The four-goal first set a new season high for the Red Wings for goals allowed in a period.
"I think everyone in here was embarrassed with the performance tonight," Kronwall said. "We've got to look ahead with a few days off, come back refreshed and get ready to go again. But the way we played tonight, that just can’t happen."
With Conklin in to start the second, Pacioretty scored on a rebound off the end boards at 1:52 on the Habs first shot of the period, and Desharnais got his second of the night and ninth of the season when he banked one in off Conklin’s arm on a power play on Montreal’s second shot of the period.
Hudler snapped Price's shutout bid just 21 seconds into the third when he stepped around Scott Gomez and wired a snap shot into the top corner. He added his 15th of the season at 6:07 when he was left alone on the doorstep to tap a rebound into an empty net, but Cole scored his team-leading 19th of the season at 18:37 of the third to round out the scoring.

* _Challenge A_:
In the hockey excerpt, how many seconds into the third period did Hudler snap Price's shutout bid?
The hockey excerpt and the records come from separate, unrelated sources.

* _Record excerpts_:
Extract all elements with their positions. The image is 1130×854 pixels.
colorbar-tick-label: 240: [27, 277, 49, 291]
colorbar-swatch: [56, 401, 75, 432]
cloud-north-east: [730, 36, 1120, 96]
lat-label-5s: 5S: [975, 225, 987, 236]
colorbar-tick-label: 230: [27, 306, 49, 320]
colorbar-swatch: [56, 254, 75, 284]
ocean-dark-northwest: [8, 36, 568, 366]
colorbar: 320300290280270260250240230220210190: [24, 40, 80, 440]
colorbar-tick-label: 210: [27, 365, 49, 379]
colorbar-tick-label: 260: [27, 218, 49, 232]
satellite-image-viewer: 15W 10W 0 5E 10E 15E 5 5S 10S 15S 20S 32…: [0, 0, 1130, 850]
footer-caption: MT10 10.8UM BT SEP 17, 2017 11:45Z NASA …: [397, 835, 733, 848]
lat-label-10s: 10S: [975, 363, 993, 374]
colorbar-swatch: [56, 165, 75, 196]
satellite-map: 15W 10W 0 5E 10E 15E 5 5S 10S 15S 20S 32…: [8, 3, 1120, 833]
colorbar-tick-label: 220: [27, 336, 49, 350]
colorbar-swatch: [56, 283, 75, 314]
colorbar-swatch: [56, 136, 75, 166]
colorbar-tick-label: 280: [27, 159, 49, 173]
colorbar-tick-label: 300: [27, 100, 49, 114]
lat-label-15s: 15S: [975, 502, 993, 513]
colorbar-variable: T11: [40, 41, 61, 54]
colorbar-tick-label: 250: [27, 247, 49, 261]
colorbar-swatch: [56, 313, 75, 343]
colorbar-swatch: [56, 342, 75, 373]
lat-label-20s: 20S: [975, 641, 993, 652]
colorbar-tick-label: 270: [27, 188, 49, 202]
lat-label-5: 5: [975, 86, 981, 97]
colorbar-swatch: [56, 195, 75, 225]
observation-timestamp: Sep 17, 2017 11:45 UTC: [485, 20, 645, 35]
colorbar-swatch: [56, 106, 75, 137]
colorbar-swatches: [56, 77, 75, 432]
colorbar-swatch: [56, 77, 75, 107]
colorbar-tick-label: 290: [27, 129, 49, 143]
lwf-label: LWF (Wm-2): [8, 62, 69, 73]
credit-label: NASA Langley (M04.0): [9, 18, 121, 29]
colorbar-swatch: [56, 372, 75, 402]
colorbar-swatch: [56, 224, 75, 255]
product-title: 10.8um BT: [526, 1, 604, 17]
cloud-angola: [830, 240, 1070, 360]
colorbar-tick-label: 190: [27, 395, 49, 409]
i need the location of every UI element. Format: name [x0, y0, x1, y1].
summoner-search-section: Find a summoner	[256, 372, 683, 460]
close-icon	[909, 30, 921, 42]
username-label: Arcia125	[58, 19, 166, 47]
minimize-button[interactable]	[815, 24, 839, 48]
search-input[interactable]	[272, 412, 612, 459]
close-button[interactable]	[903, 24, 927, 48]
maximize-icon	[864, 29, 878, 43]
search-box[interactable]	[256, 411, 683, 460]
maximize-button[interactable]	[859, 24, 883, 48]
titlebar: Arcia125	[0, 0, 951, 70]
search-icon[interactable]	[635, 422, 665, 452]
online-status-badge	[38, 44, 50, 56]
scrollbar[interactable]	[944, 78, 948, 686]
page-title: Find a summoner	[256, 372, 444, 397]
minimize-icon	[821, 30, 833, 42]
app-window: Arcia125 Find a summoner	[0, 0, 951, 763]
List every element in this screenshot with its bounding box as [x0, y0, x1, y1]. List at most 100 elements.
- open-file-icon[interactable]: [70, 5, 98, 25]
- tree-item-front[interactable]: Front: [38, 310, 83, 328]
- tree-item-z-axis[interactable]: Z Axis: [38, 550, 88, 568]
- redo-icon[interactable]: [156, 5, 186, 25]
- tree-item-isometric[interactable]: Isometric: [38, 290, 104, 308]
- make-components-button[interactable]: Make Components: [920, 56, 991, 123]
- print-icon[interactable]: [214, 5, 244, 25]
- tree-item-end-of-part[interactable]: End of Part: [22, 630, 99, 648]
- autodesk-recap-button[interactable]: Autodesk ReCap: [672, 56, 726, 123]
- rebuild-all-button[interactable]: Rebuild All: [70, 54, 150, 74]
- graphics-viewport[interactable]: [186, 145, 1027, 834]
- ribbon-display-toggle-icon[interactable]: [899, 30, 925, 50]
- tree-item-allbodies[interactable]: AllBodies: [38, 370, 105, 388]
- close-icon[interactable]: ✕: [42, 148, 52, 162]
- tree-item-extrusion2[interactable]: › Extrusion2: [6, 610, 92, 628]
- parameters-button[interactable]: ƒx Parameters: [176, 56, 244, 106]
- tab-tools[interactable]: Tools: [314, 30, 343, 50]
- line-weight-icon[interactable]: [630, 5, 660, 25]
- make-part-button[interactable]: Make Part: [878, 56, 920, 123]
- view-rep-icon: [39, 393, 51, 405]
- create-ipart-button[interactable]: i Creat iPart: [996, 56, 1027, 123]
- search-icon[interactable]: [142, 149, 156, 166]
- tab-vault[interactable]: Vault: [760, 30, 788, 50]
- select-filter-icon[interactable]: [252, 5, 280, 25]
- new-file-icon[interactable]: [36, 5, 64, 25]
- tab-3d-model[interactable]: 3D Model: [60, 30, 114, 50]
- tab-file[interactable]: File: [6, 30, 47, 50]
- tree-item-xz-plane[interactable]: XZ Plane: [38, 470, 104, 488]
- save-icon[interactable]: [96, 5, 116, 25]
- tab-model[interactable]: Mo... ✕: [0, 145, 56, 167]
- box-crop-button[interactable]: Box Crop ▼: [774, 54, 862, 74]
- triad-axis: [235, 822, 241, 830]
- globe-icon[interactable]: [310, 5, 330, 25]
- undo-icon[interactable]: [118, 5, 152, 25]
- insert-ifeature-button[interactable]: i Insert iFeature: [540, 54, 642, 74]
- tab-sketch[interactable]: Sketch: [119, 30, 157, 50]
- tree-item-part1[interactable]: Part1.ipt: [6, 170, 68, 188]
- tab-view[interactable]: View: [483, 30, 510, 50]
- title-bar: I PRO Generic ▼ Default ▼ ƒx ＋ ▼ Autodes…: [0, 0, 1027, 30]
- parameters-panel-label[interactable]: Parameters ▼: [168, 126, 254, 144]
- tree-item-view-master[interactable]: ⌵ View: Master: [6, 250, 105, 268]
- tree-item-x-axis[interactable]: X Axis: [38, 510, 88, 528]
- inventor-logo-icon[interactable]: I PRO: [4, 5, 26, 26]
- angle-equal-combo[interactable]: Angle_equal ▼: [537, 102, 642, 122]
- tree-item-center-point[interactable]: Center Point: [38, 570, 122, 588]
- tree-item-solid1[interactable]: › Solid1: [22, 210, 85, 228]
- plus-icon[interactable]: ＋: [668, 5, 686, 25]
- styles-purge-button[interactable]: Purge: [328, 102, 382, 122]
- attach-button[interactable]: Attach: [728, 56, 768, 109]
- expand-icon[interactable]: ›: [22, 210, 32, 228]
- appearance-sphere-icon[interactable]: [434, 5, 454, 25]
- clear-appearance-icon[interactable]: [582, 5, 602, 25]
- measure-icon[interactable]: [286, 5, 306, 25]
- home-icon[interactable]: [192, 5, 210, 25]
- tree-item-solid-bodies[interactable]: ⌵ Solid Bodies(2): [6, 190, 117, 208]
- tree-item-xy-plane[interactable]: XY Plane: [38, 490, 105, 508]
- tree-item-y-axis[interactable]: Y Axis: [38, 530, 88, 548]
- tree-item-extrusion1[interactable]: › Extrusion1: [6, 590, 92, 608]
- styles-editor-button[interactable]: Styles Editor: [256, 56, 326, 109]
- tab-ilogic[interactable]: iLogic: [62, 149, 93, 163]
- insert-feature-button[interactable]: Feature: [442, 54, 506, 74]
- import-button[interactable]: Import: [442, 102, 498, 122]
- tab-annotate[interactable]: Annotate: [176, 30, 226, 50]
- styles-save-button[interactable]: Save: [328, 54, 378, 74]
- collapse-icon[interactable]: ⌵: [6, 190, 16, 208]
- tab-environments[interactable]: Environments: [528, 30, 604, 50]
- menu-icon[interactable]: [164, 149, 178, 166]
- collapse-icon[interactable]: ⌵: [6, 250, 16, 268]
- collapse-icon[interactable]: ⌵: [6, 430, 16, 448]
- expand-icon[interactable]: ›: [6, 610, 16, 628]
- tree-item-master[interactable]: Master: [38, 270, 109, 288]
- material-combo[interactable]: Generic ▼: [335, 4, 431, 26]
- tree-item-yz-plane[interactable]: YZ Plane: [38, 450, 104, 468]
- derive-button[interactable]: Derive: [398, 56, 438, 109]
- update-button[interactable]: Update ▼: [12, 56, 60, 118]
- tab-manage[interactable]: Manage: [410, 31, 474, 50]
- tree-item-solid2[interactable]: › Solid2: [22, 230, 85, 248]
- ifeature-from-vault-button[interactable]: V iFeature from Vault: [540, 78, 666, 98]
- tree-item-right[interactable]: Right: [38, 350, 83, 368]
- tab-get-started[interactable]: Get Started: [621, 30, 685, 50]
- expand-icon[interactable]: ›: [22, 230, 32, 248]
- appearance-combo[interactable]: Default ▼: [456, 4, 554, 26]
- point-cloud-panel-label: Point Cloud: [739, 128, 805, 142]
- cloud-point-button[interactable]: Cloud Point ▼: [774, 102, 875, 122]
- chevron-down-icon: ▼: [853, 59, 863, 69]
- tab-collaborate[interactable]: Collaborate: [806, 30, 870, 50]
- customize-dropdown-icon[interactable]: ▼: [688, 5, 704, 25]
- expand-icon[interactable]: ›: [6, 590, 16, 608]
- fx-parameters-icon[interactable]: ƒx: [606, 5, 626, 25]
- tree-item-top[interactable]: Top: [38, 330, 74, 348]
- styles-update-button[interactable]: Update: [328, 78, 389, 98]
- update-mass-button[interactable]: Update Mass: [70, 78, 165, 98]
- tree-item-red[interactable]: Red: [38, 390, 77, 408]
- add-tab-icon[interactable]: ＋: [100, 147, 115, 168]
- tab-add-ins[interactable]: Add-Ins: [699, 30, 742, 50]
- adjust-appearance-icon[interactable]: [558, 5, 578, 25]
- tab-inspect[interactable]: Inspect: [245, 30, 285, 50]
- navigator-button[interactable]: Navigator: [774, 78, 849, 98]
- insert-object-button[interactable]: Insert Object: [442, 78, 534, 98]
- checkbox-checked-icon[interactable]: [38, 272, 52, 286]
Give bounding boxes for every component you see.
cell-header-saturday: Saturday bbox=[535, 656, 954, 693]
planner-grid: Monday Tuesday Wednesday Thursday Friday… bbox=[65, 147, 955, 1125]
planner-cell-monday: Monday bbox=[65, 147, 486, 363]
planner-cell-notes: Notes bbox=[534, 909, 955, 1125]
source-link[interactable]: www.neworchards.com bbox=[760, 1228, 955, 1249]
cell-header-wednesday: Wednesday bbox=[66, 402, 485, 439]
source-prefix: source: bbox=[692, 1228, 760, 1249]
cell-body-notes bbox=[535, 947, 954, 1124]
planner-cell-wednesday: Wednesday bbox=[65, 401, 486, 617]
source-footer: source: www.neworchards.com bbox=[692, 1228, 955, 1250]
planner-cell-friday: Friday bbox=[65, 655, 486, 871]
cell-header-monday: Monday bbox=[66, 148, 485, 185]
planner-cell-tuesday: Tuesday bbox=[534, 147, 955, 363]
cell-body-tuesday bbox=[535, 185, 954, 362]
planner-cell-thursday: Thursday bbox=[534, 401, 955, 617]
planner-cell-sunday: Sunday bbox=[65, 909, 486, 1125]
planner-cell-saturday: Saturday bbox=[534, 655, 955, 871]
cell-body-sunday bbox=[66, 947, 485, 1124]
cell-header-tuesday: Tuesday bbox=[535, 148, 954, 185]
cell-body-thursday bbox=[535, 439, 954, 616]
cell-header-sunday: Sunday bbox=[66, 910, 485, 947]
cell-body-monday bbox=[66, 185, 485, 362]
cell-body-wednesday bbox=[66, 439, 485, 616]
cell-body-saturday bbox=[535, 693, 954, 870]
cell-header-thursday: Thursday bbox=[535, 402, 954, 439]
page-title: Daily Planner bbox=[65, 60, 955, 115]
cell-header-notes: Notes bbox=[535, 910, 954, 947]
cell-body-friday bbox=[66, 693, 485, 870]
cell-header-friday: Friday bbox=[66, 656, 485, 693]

* _Challenge B_:
Print the part of the records that opens with their first line and closes with the line containing "lat-label-5: 5: [975, 86, 981, 97]". Keep both of those lines.

* _Worked answer A_:
21 seconds

* _Worked answer B_:
Extract all elements with their positions. The image is 1130×854 pixels.
colorbar-tick-label: 240: [27, 277, 49, 291]
colorbar-swatch: [56, 401, 75, 432]
cloud-north-east: [730, 36, 1120, 96]
lat-label-5s: 5S: [975, 225, 987, 236]
colorbar-tick-label: 230: [27, 306, 49, 320]
colorbar-swatch: [56, 254, 75, 284]
ocean-dark-northwest: [8, 36, 568, 366]
colorbar: 320300290280270260250240230220210190: [24, 40, 80, 440]
colorbar-tick-label: 210: [27, 365, 49, 379]
colorbar-tick-label: 260: [27, 218, 49, 232]
satellite-image-viewer: 15W 10W 0 5E 10E 15E 5 5S 10S 15S 20S 32…: [0, 0, 1130, 850]
footer-caption: MT10 10.8UM BT SEP 17, 2017 11:45Z NASA …: [397, 835, 733, 848]
lat-label-10s: 10S: [975, 363, 993, 374]
colorbar-swatch: [56, 165, 75, 196]
satellite-map: 15W 10W 0 5E 10E 15E 5 5S 10S 15S 20S 32…: [8, 3, 1120, 833]
colorbar-tick-label: 220: [27, 336, 49, 350]
colorbar-swatch: [56, 283, 75, 314]
colorbar-swatch: [56, 136, 75, 166]
colorbar-tick-label: 280: [27, 159, 49, 173]
colorbar-tick-label: 300: [27, 100, 49, 114]
lat-label-15s: 15S: [975, 502, 993, 513]
colorbar-variable: T11: [40, 41, 61, 54]
colorbar-tick-label: 250: [27, 247, 49, 261]
colorbar-swatch: [56, 313, 75, 343]
colorbar-swatch: [56, 342, 75, 373]
lat-label-20s: 20S: [975, 641, 993, 652]
colorbar-tick-label: 270: [27, 188, 49, 202]
lat-label-5: 5: [975, 86, 981, 97]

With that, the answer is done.